(Extracted information):
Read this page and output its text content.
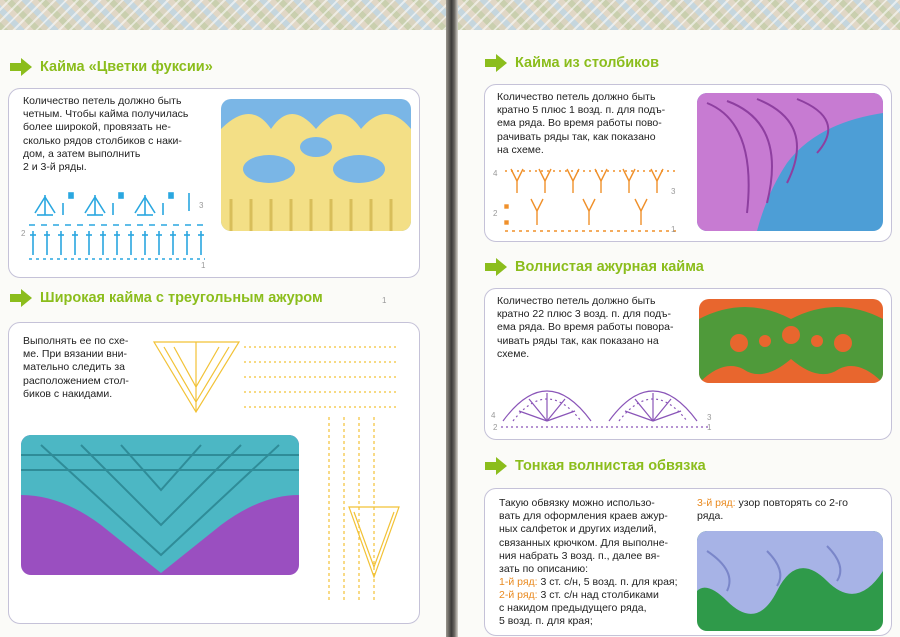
Кайма «Цветки фуксии»
Количество петель должно быть
четным. Чтобы кайма получилась
более широкой, провязать не-
сколько рядов столбиков с наки-
дом, а затем выполнить
2 и 3-й ряды.
3
2
1
Широкая кайма с треугольным ажуром	1
Выполнять ее по схе-
ме. При вязании вни-
мательно следить за
расположением стол-
биков с накидами.
Кайма из столбиков
Количество петель должно быть
кратно 5 плюс 1 возд. п. для подъ-
ема ряда. Во время работы пово-
рачивать ряды так, как показано
на схеме.
4
3
2
1
Волнистая ажурная кайма
Количество петель должно быть
кратно 22 плюс 3 возд. п. для подъ-
ема ряда. Во время работы повора-
чивать ряды так, как показано на
схеме.
4	3
2	1
Тонкая волнистая обвязка
Такую обвязку можно использо-
вать для оформления краев ажур-
ных салфеток и других изделий,
связанных крючком. Для выполне-
ния набрать 3 возд. п., далее вя-
зать по описанию:
1-й ряд: 3 ст. с/н, 5 возд. п. для края;
2-й ряд: 3 ст. с/н над столбиками
с накидом предыдущего ряда,
5 возд. п. для края;
3-й ряд: узор повторять со 2-го
ряда.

(Exercise instructions):
Leave out the pictures and copy every record above exactly.

(Answer to the task):
Read this page and output its text content.
Кайма «Цветки фуксии»
Количество петель должно быть
четным. Чтобы кайма получилась
более широкой, провязать не-
сколько рядов столбиков с наки-
дом, а затем выполнить
2 и 3-й ряды.
3
2
1
Широкая кайма с треугольным ажуром	1
Выполнять ее по схе-
ме. При вязании вни-
мательно следить за
расположением стол-
биков с накидами.
Кайма из столбиков
Количество петель должно быть
кратно 5 плюс 1 возд. п. для подъ-
ема ряда. Во время работы пово-
рачивать ряды так, как показано
на схеме.
4
3
2
1
Волнистая ажурная кайма
Количество петель должно быть
кратно 22 плюс 3 возд. п. для подъ-
ема ряда. Во время работы повора-
чивать ряды так, как показано на
схеме.
4	3
2	1
Тонкая волнистая обвязка
Такую обвязку можно использо-
вать для оформления краев ажур-
ных салфеток и других изделий,
связанных крючком. Для выполне-
ния набрать 3 возд. п., далее вя-
зать по описанию:
1-й ряд: 3 ст. с/н, 5 возд. п. для края;
2-й ряд: 3 ст. с/н над столбиками
с накидом предыдущего ряда,
5 возд. п. для края;
3-й ряд: узор повторять со 2-го
ряда.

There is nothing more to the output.